--- PROBLEM STATEMENT ---
Starting at the first line of the entries and stopping after the line that contains "colorbar-tick: 93 [1622,892,1660,907]", write each line as one string in a JSON list, leaving out blank lines.
====== STORED RECORDS
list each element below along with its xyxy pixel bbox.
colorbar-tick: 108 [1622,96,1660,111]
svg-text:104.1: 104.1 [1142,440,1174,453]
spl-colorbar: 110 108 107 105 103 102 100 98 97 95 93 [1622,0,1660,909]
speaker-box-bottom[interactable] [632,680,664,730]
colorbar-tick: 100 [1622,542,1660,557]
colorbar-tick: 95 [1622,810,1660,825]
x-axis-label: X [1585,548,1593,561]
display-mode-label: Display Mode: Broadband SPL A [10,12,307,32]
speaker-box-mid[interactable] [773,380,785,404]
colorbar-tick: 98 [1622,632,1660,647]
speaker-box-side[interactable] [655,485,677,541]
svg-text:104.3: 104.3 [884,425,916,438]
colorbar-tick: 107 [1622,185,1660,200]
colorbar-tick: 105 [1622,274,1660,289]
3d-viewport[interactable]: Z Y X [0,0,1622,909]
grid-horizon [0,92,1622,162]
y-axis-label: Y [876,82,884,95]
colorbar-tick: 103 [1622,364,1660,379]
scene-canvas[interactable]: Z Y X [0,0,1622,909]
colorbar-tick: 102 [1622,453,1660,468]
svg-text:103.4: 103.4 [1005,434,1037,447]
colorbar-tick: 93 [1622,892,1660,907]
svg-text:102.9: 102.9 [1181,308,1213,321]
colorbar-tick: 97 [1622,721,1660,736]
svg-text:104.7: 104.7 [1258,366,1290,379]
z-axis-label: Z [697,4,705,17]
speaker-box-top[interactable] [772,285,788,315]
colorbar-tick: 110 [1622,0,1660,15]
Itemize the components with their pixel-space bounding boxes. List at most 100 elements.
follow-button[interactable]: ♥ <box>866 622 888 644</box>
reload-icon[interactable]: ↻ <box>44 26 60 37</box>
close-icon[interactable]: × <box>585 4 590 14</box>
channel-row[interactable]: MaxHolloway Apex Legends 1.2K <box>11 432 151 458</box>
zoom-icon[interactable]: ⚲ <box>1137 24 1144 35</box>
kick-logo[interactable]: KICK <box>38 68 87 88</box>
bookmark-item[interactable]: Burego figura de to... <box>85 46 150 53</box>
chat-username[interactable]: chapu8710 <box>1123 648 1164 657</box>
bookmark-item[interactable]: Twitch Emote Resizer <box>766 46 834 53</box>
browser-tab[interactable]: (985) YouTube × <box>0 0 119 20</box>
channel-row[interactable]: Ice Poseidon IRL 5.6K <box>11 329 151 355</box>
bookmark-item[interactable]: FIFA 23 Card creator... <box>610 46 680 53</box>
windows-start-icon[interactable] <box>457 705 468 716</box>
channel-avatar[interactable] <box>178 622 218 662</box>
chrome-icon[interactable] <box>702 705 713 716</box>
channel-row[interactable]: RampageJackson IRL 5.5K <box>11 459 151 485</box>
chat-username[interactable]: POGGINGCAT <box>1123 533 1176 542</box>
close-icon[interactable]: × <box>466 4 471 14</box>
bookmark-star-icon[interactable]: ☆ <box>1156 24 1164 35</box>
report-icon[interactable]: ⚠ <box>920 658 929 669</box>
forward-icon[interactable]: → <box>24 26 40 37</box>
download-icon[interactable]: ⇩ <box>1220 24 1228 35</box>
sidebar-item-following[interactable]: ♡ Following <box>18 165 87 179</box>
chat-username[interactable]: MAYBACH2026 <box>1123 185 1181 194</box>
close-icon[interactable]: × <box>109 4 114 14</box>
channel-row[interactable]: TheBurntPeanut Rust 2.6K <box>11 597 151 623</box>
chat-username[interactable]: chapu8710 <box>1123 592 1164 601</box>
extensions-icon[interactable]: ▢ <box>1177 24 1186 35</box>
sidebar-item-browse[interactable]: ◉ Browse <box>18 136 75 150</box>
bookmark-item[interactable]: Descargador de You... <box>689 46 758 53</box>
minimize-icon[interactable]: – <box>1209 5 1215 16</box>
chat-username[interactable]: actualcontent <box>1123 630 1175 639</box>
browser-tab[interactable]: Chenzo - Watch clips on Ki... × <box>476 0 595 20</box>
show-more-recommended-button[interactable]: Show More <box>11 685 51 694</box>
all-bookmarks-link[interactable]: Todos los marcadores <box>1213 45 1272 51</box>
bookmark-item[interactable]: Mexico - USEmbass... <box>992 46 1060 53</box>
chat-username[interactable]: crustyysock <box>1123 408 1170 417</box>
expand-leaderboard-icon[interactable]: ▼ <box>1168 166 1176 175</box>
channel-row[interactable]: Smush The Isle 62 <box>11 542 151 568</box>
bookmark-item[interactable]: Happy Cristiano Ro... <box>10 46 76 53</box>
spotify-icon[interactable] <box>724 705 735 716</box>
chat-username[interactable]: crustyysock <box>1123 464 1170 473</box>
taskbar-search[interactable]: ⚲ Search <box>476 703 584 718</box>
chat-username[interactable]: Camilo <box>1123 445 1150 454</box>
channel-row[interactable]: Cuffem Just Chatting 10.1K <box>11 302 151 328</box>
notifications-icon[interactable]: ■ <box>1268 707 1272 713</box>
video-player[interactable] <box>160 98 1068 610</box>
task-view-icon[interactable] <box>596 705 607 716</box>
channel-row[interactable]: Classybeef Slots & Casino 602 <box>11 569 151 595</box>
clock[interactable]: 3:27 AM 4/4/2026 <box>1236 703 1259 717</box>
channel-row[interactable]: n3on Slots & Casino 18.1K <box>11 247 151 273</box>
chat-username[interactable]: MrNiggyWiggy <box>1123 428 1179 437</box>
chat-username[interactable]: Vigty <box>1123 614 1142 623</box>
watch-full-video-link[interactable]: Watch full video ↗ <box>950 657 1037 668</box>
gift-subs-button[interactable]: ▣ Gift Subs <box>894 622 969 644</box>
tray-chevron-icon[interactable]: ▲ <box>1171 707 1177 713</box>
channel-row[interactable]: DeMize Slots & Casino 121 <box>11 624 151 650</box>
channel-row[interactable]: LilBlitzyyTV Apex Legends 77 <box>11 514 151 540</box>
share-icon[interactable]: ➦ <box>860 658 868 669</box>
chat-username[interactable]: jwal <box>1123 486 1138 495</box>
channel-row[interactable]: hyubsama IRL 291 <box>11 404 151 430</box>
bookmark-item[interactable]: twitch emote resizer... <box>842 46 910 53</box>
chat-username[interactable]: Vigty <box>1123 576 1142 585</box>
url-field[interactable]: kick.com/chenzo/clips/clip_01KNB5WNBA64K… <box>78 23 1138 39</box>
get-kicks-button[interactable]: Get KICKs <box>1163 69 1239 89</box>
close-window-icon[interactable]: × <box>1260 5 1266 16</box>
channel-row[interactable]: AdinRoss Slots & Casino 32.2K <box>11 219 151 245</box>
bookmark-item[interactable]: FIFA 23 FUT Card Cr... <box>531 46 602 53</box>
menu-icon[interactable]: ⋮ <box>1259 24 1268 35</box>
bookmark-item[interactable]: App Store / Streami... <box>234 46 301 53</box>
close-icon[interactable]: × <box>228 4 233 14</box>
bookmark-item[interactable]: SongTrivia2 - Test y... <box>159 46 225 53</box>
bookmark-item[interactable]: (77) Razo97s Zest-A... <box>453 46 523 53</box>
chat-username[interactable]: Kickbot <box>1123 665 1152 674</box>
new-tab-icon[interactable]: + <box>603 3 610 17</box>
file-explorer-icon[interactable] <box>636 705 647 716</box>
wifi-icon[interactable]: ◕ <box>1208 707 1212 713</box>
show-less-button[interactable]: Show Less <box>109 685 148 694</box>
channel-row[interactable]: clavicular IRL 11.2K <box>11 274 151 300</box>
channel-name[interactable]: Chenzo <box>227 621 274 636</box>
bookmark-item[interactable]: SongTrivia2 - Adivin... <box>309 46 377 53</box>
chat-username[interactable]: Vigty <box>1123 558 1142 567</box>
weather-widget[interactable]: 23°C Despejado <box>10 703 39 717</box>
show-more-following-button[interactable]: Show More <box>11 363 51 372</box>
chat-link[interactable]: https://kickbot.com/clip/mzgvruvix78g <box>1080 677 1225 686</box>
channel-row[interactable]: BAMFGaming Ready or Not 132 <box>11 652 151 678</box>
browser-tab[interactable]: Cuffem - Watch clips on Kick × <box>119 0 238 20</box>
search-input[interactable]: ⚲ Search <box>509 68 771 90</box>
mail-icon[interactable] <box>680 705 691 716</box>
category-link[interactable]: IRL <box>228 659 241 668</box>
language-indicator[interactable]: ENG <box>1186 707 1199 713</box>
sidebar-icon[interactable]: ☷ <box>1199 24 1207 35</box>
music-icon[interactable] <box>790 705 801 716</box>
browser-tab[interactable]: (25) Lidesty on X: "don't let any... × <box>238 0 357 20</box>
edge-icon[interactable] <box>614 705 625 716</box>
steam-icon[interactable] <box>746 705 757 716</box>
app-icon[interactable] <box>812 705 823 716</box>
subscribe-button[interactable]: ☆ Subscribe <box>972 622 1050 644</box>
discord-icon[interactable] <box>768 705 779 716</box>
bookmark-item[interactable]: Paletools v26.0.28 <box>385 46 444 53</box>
============
--- ANSWER FOR THE TASK ---
[
  "list each element below along with its xyxy pixel bbox.",
  "colorbar-tick: 108 [1622,96,1660,111]",
  "svg-text:104.1: 104.1 [1142,440,1174,453]",
  "spl-colorbar: 110 108 107 105 103 102 100 98 97 95 93 [1622,0,1660,909]",
  "speaker-box-bottom[interactable] [632,680,664,730]",
  "colorbar-tick: 100 [1622,542,1660,557]",
  "colorbar-tick: 95 [1622,810,1660,825]",
  "x-axis-label: X [1585,548,1593,561]",
  "display-mode-label: Display Mode: Broadband SPL A [10,12,307,32]",
  "speaker-box-mid[interactable] [773,380,785,404]",
  "colorbar-tick: 98 [1622,632,1660,647]",
  "speaker-box-side[interactable] [655,485,677,541]",
  "svg-text:104.3: 104.3 [884,425,916,438]",
  "colorbar-tick: 107 [1622,185,1660,200]",
  "colorbar-tick: 105 [1622,274,1660,289]",
  "3d-viewport[interactable]: Z Y X [0,0,1622,909]",
  "grid-horizon [0,92,1622,162]",
  "y-axis-label: Y [876,82,884,95]",
  "colorbar-tick: 103 [1622,364,1660,379]",
  "scene-canvas[interactable]: Z Y X [0,0,1622,909]",
  "colorbar-tick: 102 [1622,453,1660,468]",
  "svg-text:103.4: 103.4 [1005,434,1037,447]",
  "colorbar-tick: 93 [1622,892,1660,907]"
]